Requirement => An exact reprint of the data below is required, line for line.

-------- Exercise data

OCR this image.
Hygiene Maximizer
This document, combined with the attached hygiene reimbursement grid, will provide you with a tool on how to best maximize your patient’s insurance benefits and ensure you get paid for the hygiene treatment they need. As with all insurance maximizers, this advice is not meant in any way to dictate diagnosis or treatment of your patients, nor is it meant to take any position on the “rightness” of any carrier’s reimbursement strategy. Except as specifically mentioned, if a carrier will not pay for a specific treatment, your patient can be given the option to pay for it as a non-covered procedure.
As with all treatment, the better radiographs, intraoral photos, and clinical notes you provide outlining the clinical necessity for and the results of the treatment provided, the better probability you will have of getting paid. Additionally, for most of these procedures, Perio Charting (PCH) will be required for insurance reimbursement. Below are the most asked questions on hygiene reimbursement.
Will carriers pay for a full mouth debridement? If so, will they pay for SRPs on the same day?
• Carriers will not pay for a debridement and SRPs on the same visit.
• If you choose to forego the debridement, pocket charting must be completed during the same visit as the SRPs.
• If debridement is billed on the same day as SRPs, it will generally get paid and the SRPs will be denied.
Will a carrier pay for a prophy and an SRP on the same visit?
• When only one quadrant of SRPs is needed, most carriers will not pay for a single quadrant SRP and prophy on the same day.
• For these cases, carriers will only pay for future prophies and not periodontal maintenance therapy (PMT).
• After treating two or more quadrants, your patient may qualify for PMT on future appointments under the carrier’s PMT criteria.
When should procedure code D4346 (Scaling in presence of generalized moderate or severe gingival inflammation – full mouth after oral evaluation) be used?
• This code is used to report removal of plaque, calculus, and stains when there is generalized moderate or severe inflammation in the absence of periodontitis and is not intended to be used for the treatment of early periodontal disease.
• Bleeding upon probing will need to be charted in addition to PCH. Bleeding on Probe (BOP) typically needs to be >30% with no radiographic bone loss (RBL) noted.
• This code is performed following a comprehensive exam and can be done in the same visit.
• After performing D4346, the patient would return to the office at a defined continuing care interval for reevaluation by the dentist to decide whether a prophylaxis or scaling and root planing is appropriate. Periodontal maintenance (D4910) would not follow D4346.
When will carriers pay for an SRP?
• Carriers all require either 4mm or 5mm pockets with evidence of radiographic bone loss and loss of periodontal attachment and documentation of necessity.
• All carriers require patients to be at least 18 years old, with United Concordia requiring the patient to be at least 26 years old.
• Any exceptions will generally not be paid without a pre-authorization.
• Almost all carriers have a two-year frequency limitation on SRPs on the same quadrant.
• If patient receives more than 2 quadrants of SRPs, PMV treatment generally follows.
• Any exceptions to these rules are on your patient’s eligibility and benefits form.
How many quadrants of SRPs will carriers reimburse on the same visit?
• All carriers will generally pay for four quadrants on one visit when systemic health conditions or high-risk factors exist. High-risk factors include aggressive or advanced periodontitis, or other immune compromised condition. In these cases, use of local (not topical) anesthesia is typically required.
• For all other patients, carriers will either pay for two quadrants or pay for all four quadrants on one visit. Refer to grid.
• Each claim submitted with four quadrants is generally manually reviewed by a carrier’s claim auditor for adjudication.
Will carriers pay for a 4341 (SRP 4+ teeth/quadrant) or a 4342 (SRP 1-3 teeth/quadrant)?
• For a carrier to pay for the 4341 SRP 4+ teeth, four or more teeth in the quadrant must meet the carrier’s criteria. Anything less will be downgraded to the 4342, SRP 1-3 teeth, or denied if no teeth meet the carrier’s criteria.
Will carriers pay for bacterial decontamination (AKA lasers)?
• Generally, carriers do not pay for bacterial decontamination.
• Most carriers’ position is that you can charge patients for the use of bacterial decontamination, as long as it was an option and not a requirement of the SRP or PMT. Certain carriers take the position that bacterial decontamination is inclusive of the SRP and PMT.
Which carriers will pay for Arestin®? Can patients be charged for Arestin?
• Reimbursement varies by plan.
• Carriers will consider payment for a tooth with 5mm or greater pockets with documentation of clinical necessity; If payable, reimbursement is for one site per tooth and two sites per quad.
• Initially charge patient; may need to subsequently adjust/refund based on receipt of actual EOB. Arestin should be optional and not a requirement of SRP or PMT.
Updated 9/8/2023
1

----------------

Response to the exercise =>
OCR this image.
Hygiene Maximizer
This document, combined with the attached hygiene reimbursement grid, will provide you with a tool on how to best maximize your patient’s insurance benefits and ensure you get paid for the hygiene treatment they need. As with all insurance maximizers, this advice is not meant in any way to dictate diagnosis or treatment of your patients, nor is it meant to take any position on the “rightness” of any carrier’s reimbursement strategy. Except as specifically mentioned, if a carrier will not pay for a specific treatment, your patient can be given the option to pay for it as a non-covered procedure.
As with all treatment, the better radiographs, intraoral photos, and clinical notes you provide outlining the clinical necessity for and the results of the treatment provided, the better probability you will have of getting paid. Additionally, for most of these procedures, Perio Charting (PCH) will be required for insurance reimbursement. Below are the most asked questions on hygiene reimbursement.
Will carriers pay for a full mouth debridement? If so, will they pay for SRPs on the same day?
• Carriers will not pay for a debridement and SRPs on the same visit.
• If you choose to forego the debridement, pocket charting must be completed during the same visit as the SRPs.
• If debridement is billed on the same day as SRPs, it will generally get paid and the SRPs will be denied.
Will a carrier pay for a prophy and an SRP on the same visit?
• When only one quadrant of SRPs is needed, most carriers will not pay for a single quadrant SRP and prophy on the same day.
• For these cases, carriers will only pay for future prophies and not periodontal maintenance therapy (PMT).
• After treating two or more quadrants, your patient may qualify for PMT on future appointments under the carrier’s PMT criteria.
When should procedure code D4346 (Scaling in presence of generalized moderate or severe gingival inflammation – full mouth after oral evaluation) be used?
• This code is used to report removal of plaque, calculus, and stains when there is generalized moderate or severe inflammation in the absence of periodontitis and is not intended to be used for the treatment of early periodontal disease.
• Bleeding upon probing will need to be charted in addition to PCH. Bleeding on Probe (BOP) typically needs to be >30% with no radiographic bone loss (RBL) noted.
• This code is performed following a comprehensive exam and can be done in the same visit.
• After performing D4346, the patient would return to the office at a defined continuing care interval for reevaluation by the dentist to decide whether a prophylaxis or scaling and root planing is appropriate. Periodontal maintenance (D4910) would not follow D4346.
When will carriers pay for an SRP?
• Carriers all require either 4mm or 5mm pockets with evidence of radiographic bone loss and loss of periodontal attachment and documentation of necessity.
• All carriers require patients to be at least 18 years old, with United Concordia requiring the patient to be at least 26 years old.
• Any exceptions will generally not be paid without a pre-authorization.
• Almost all carriers have a two-year frequency limitation on SRPs on the same quadrant.
• If patient receives more than 2 quadrants of SRPs, PMV treatment generally follows.
• Any exceptions to these rules are on your patient’s eligibility and benefits form.
How many quadrants of SRPs will carriers reimburse on the same visit?
• All carriers will generally pay for four quadrants on one visit when systemic health conditions or high-risk factors exist. High-risk factors include aggressive or advanced periodontitis, or other immune compromised condition. In these cases, use of local (not topical) anesthesia is typically required.
• For all other patients, carriers will either pay for two quadrants or pay for all four quadrants on one visit. Refer to grid.
• Each claim submitted with four quadrants is generally manually reviewed by a carrier’s claim auditor for adjudication.
Will carriers pay for a 4341 (SRP 4+ teeth/quadrant) or a 4342 (SRP 1-3 teeth/quadrant)?
• For a carrier to pay for the 4341 SRP 4+ teeth, four or more teeth in the quadrant must meet the carrier’s criteria. Anything less will be downgraded to the 4342, SRP 1-3 teeth, or denied if no teeth meet the carrier’s criteria.
Will carriers pay for bacterial decontamination (AKA lasers)?
• Generally, carriers do not pay for bacterial decontamination.
• Most carriers’ position is that you can charge patients for the use of bacterial decontamination, as long as it was an option and not a requirement of the SRP or PMT. Certain carriers take the position that bacterial decontamination is inclusive of the SRP and PMT.
Which carriers will pay for Arestin®? Can patients be charged for Arestin?
• Reimbursement varies by plan.
• Carriers will consider payment for a tooth with 5mm or greater pockets with documentation of clinical necessity; If payable, reimbursement is for one site per tooth and two sites per quad.
• Initially charge patient; may need to subsequently adjust/refund based on receipt of actual EOB. Arestin should be optional and not a requirement of SRP or PMT.
Updated 9/8/2023
1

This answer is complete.